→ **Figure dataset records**
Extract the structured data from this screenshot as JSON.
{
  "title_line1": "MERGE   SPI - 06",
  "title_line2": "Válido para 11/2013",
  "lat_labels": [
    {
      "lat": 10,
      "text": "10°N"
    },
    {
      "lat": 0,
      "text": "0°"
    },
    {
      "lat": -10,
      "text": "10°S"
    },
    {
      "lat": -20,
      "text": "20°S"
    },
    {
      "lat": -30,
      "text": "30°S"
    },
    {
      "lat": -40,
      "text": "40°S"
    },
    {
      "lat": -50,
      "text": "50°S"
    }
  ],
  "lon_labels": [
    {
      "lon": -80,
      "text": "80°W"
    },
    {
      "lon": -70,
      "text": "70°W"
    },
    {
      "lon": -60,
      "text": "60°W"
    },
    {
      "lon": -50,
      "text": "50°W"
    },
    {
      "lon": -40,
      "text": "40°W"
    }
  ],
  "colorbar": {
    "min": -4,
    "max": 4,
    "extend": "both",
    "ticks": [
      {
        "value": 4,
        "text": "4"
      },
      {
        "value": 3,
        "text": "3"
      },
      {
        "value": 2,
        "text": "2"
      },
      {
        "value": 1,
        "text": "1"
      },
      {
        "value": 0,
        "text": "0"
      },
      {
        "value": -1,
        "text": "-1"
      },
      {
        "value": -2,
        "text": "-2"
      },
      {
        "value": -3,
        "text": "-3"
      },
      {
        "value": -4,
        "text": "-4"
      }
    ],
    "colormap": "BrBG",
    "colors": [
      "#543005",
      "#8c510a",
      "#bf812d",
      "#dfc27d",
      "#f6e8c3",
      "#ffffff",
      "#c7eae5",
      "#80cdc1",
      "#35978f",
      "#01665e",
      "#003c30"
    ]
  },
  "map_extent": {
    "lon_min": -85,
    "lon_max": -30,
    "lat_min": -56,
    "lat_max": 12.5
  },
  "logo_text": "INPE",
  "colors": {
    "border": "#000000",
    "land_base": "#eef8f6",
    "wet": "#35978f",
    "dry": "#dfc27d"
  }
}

→ **STATED TASK**
Reproduce each entry above exactly, keeping every word.

→ **RESULT FOR THIS TASK**
Extract the structured data from this screenshot as JSON.
{
  "title_line1": "MERGE   SPI - 06",
  "title_line2": "Válido para 11/2013",
  "lat_labels": [
    {
      "lat": 10,
      "text": "10°N"
    },
    {
      "lat": 0,
      "text": "0°"
    },
    {
      "lat": -10,
      "text": "10°S"
    },
    {
      "lat": -20,
      "text": "20°S"
    },
    {
      "lat": -30,
      "text": "30°S"
    },
    {
      "lat": -40,
      "text": "40°S"
    },
    {
      "lat": -50,
      "text": "50°S"
    }
  ],
  "lon_labels": [
    {
      "lon": -80,
      "text": "80°W"
    },
    {
      "lon": -70,
      "text": "70°W"
    },
    {
      "lon": -60,
      "text": "60°W"
    },
    {
      "lon": -50,
      "text": "50°W"
    },
    {
      "lon": -40,
      "text": "40°W"
    }
  ],
  "colorbar": {
    "min": -4,
    "max": 4,
    "extend": "both",
    "ticks": [
      {
        "value": 4,
        "text": "4"
      },
      {
        "value": 3,
        "text": "3"
      },
      {
        "value": 2,
        "text": "2"
      },
      {
        "value": 1,
        "text": "1"
      },
      {
        "value": 0,
        "text": "0"
      },
      {
        "value": -1,
        "text": "-1"
      },
      {
        "value": -2,
        "text": "-2"
      },
      {
        "value": -3,
        "text": "-3"
      },
      {
        "value": -4,
        "text": "-4"
      }
    ],
    "colormap": "BrBG",
    "colors": [
      "#543005",
      "#8c510a",
      "#bf812d",
      "#dfc27d",
      "#f6e8c3",
      "#ffffff",
      "#c7eae5",
      "#80cdc1",
      "#35978f",
      "#01665e",
      "#003c30"
    ]
  },
  "map_extent": {
    "lon_min": -85,
    "lon_max": -30,
    "lat_min": -56,
    "lat_max": 12.5
  },
  "logo_text": "INPE",
  "colors": {
    "border": "#000000",
    "land_base": "#eef8f6",
    "wet": "#35978f",
    "dry": "#dfc27d"
  }
}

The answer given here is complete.